[Start Record extracts]

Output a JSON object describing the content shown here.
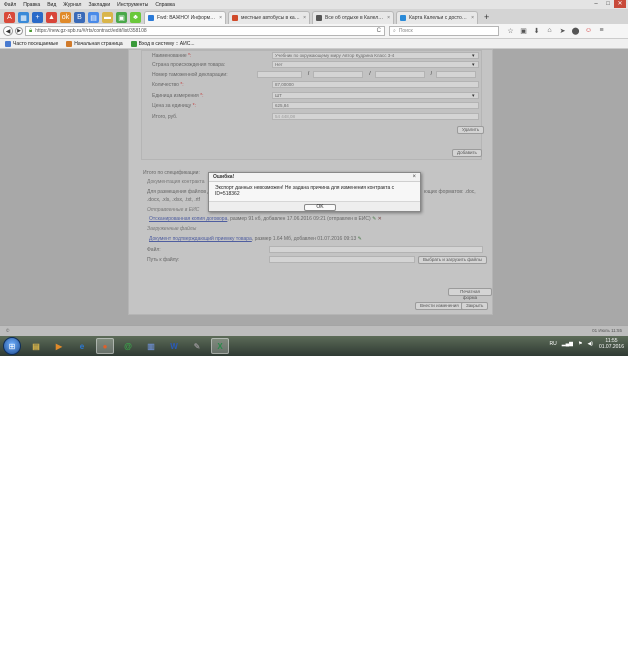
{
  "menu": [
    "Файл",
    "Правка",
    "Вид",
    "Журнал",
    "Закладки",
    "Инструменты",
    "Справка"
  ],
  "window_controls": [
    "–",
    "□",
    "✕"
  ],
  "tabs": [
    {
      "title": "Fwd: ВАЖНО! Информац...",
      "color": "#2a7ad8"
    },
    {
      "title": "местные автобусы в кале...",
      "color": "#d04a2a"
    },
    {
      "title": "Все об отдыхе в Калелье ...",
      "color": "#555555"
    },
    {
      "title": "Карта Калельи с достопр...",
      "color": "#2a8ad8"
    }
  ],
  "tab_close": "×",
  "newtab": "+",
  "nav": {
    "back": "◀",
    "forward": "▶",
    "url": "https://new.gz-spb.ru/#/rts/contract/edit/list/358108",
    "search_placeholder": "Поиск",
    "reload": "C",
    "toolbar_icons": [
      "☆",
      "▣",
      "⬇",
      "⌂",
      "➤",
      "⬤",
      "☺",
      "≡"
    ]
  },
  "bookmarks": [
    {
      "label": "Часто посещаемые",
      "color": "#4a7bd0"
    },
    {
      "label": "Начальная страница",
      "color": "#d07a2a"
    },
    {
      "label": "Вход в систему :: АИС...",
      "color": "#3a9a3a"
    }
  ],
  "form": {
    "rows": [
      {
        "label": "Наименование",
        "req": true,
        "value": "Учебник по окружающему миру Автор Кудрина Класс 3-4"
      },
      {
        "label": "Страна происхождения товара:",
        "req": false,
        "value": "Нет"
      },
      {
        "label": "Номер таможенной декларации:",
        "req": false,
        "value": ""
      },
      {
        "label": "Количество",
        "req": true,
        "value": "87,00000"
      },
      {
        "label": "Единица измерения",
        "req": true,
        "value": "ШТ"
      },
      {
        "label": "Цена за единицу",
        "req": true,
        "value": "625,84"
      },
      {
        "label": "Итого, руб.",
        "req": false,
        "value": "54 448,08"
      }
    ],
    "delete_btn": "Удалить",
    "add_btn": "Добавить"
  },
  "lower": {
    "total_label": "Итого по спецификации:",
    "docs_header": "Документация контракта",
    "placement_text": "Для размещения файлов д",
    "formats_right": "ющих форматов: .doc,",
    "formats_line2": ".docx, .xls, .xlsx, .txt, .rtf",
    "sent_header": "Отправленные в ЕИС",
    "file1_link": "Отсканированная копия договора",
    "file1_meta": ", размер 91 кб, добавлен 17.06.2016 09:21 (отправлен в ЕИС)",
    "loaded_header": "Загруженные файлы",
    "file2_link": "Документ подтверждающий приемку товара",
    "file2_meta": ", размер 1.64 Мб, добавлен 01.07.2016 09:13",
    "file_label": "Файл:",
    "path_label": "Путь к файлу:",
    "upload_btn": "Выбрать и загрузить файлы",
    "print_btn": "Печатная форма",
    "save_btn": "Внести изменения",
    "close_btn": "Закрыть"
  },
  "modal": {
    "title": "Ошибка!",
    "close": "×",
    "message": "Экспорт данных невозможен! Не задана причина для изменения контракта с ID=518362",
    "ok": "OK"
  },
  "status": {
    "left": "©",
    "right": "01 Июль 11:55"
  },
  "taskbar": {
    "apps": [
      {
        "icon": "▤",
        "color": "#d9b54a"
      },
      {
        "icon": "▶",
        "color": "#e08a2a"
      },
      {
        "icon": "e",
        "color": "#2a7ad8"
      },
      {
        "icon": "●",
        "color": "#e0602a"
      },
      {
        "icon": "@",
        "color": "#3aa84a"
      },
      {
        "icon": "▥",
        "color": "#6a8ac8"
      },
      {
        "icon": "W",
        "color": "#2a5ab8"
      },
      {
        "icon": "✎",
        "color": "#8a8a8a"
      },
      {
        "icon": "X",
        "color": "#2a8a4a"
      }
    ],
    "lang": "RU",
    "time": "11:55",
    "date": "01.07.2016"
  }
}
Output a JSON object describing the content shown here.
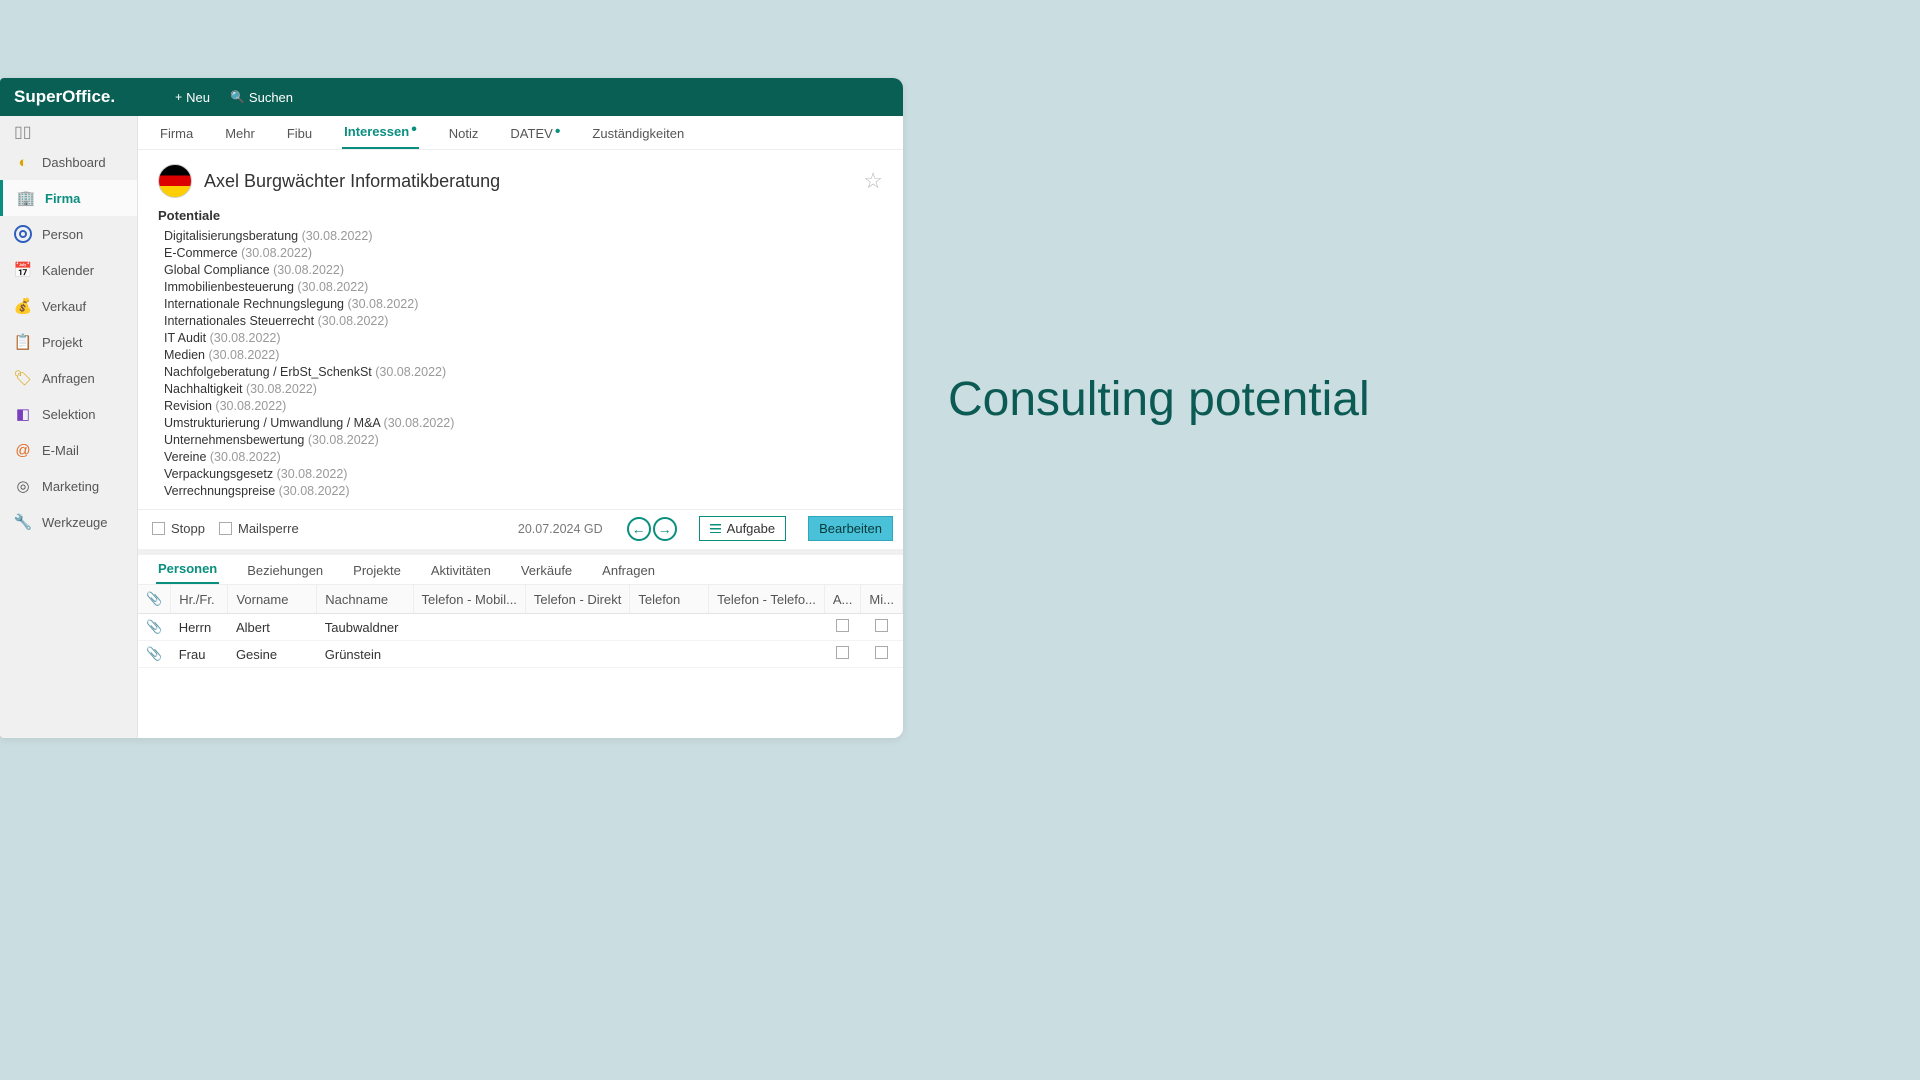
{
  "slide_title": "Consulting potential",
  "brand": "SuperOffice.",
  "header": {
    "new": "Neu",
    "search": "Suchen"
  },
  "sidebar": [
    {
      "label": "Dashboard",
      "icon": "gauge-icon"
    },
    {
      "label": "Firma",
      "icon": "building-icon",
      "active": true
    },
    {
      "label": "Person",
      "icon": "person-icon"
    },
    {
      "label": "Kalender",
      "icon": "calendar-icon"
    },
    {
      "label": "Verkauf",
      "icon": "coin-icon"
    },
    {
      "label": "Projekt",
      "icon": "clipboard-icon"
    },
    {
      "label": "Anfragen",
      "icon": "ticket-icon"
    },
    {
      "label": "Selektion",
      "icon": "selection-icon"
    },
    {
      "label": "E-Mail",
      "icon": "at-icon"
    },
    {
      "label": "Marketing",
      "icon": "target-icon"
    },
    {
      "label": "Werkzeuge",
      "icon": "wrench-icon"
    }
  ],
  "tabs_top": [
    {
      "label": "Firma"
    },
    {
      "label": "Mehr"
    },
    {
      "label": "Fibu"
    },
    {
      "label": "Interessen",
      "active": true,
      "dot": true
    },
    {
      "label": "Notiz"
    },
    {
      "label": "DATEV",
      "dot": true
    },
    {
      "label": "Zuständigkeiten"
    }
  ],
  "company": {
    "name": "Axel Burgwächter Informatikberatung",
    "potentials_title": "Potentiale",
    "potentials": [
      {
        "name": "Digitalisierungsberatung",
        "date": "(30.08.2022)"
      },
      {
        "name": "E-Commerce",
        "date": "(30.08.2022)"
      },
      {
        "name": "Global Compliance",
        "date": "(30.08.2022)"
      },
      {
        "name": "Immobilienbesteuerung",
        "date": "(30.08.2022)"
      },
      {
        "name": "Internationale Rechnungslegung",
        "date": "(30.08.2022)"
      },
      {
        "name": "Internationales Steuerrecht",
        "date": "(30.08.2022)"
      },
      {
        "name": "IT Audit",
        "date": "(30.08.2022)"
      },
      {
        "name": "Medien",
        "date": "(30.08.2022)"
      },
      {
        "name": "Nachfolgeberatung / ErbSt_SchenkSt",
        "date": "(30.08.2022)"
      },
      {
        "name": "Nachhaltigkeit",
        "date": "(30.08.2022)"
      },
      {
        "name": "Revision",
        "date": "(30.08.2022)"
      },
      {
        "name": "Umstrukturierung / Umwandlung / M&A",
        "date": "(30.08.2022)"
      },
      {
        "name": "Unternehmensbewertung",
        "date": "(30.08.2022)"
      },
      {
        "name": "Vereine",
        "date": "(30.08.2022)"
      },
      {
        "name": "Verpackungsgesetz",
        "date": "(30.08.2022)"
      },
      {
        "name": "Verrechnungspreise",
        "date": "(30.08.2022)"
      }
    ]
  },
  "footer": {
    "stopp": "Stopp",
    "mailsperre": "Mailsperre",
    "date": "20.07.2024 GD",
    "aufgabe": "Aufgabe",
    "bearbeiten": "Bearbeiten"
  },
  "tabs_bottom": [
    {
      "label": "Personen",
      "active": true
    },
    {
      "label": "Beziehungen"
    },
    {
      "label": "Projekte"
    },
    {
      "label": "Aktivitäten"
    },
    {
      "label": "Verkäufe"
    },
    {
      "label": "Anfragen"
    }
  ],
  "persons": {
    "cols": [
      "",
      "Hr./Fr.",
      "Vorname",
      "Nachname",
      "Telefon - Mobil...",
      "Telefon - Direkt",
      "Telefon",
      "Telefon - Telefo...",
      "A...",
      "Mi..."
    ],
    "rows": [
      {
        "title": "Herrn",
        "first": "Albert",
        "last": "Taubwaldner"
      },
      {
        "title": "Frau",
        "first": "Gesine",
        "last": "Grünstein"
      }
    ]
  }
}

[End Record extracts]

* Problem to solve
Copy every line above word for word and exclude the pictures.

* Complete answer
Output a JSON object describing the content shown here.
{
  "menu": [
    "Файл",
    "Правка",
    "Вид",
    "Журнал",
    "Закладки",
    "Инструменты",
    "Справка"
  ],
  "window_controls": [
    "–",
    "□",
    "✕"
  ],
  "tabs": [
    {
      "title": "Fwd: ВАЖНО! Информац...",
      "color": "#2a7ad8"
    },
    {
      "title": "местные автобусы в кале...",
      "color": "#d04a2a"
    },
    {
      "title": "Все об отдыхе в Калелье ...",
      "color": "#555555"
    },
    {
      "title": "Карта Калельи с достопр...",
      "color": "#2a8ad8"
    }
  ],
  "tab_close": "×",
  "newtab": "+",
  "nav": {
    "back": "◀",
    "forward": "▶",
    "url": "https://new.gz-spb.ru/#/rts/contract/edit/list/358108",
    "search_placeholder": "Поиск",
    "reload": "C",
    "toolbar_icons": [
      "☆",
      "▣",
      "⬇",
      "⌂",
      "➤",
      "⬤",
      "☺",
      "≡"
    ]
  },
  "bookmarks": [
    {
      "label": "Часто посещаемые",
      "color": "#4a7bd0"
    },
    {
      "label": "Начальная страница",
      "color": "#d07a2a"
    },
    {
      "label": "Вход в систему :: АИС...",
      "color": "#3a9a3a"
    }
  ],
  "form": {
    "rows": [
      {
        "label": "Наименование",
        "req": true,
        "value": "Учебник по окружающему миру Автор Кудрина Класс 3-4"
      },
      {
        "label": "Страна происхождения товара:",
        "req": false,
        "value": "Нет"
      },
      {
        "label": "Номер таможенной декларации:",
        "req": false,
        "value": ""
      },
      {
        "label": "Количество",
        "req": true,
        "value": "87,00000"
      },
      {
        "label": "Единица измерения",
        "req": true,
        "value": "ШТ"
      },
      {
        "label": "Цена за единицу",
        "req": true,
        "value": "625,84"
      },
      {
        "label": "Итого, руб.",
        "req": false,
        "value": "54 448,08"
      }
    ],
    "delete_btn": "Удалить",
    "add_btn": "Добавить"
  },
  "lower": {
    "total_label": "Итого по спецификации:",
    "docs_header": "Документация контракта",
    "placement_text": "Для размещения файлов д",
    "formats_right": "ющих форматов: .doc,",
    "formats_line2": ".docx, .xls, .xlsx, .txt, .rtf",
    "sent_header": "Отправленные в ЕИС",
    "file1_link": "Отсканированная копия договора",
    "file1_meta": ", размер 91 кб, добавлен 17.06.2016 09:21 (отправлен в ЕИС)",
    "loaded_header": "Загруженные файлы",
    "file2_link": "Документ подтверждающий приемку товара",
    "file2_meta": ", размер 1.64 Мб, добавлен 01.07.2016 09:13",
    "file_label": "Файл:",
    "path_label": "Путь к файлу:",
    "upload_btn": "Выбрать и загрузить файлы",
    "print_btn": "Печатная форма",
    "save_btn": "Внести изменения",
    "close_btn": "Закрыть"
  },
  "modal": {
    "title": "Ошибка!",
    "close": "×",
    "message": "Экспорт данных невозможен! Не задана причина для изменения контракта с ID=518362",
    "ok": "OK"
  },
  "status": {
    "left": "©",
    "right": "01 Июль 11:55"
  },
  "taskbar": {
    "apps": [
      {
        "icon": "▤",
        "color": "#d9b54a"
      },
      {
        "icon": "▶",
        "color": "#e08a2a"
      },
      {
        "icon": "e",
        "color": "#2a7ad8"
      },
      {
        "icon": "●",
        "color": "#e0602a"
      },
      {
        "icon": "@",
        "color": "#3aa84a"
      },
      {
        "icon": "▥",
        "color": "#6a8ac8"
      },
      {
        "icon": "W",
        "color": "#2a5ab8"
      },
      {
        "icon": "✎",
        "color": "#8a8a8a"
      },
      {
        "icon": "X",
        "color": "#2a8a4a"
      }
    ],
    "lang": "RU",
    "time": "11:55",
    "date": "01.07.2016"
  }
}
Output a JSON object describing the content shown here.
{
  "slide_title": "Consulting potential",
  "brand": "SuperOffice.",
  "header": {
    "new": "Neu",
    "search": "Suchen"
  },
  "sidebar": [
    {
      "label": "Dashboard",
      "icon": "gauge-icon"
    },
    {
      "label": "Firma",
      "icon": "building-icon",
      "active": true
    },
    {
      "label": "Person",
      "icon": "person-icon"
    },
    {
      "label": "Kalender",
      "icon": "calendar-icon"
    },
    {
      "label": "Verkauf",
      "icon": "coin-icon"
    },
    {
      "label": "Projekt",
      "icon": "clipboard-icon"
    },
    {
      "label": "Anfragen",
      "icon": "ticket-icon"
    },
    {
      "label": "Selektion",
      "icon": "selection-icon"
    },
    {
      "label": "E-Mail",
      "icon": "at-icon"
    },
    {
      "label": "Marketing",
      "icon": "target-icon"
    },
    {
      "label": "Werkzeuge",
      "icon": "wrench-icon"
    }
  ],
  "tabs_top": [
    {
      "label": "Firma"
    },
    {
      "label": "Mehr"
    },
    {
      "label": "Fibu"
    },
    {
      "label": "Interessen",
      "active": true,
      "dot": true
    },
    {
      "label": "Notiz"
    },
    {
      "label": "DATEV",
      "dot": true
    },
    {
      "label": "Zuständigkeiten"
    }
  ],
  "company": {
    "name": "Axel Burgwächter Informatikberatung",
    "potentials_title": "Potentiale",
    "potentials": [
      {
        "name": "Digitalisierungsberatung",
        "date": "(30.08.2022)"
      },
      {
        "name": "E-Commerce",
        "date": "(30.08.2022)"
      },
      {
        "name": "Global Compliance",
        "date": "(30.08.2022)"
      },
      {
        "name": "Immobilienbesteuerung",
        "date": "(30.08.2022)"
      },
      {
        "name": "Internationale Rechnungslegung",
        "date": "(30.08.2022)"
      },
      {
        "name": "Internationales Steuerrecht",
        "date": "(30.08.2022)"
      },
      {
        "name": "IT Audit",
        "date": "(30.08.2022)"
      },
      {
        "name": "Medien",
        "date": "(30.08.2022)"
      },
      {
        "name": "Nachfolgeberatung / ErbSt_SchenkSt",
        "date": "(30.08.2022)"
      },
      {
        "name": "Nachhaltigkeit",
        "date": "(30.08.2022)"
      },
      {
        "name": "Revision",
        "date": "(30.08.2022)"
      },
      {
        "name": "Umstrukturierung / Umwandlung / M&A",
        "date": "(30.08.2022)"
      },
      {
        "name": "Unternehmensbewertung",
        "date": "(30.08.2022)"
      },
      {
        "name": "Vereine",
        "date": "(30.08.2022)"
      },
      {
        "name": "Verpackungsgesetz",
        "date": "(30.08.2022)"
      },
      {
        "name": "Verrechnungspreise",
        "date": "(30.08.2022)"
      }
    ]
  },
  "footer": {
    "stopp": "Stopp",
    "mailsperre": "Mailsperre",
    "date": "20.07.2024 GD",
    "aufgabe": "Aufgabe",
    "bearbeiten": "Bearbeiten"
  },
  "tabs_bottom": [
    {
      "label": "Personen",
      "active": true
    },
    {
      "label": "Beziehungen"
    },
    {
      "label": "Projekte"
    },
    {
      "label": "Aktivitäten"
    },
    {
      "label": "Verkäufe"
    },
    {
      "label": "Anfragen"
    }
  ],
  "persons": {
    "cols": [
      "",
      "Hr./Fr.",
      "Vorname",
      "Nachname",
      "Telefon - Mobil...",
      "Telefon - Direkt",
      "Telefon",
      "Telefon - Telefo...",
      "A...",
      "Mi..."
    ],
    "rows": [
      {
        "title": "Herrn",
        "first": "Albert",
        "last": "Taubwaldner"
      },
      {
        "title": "Frau",
        "first": "Gesine",
        "last": "Grünstein"
      }
    ]
  }
}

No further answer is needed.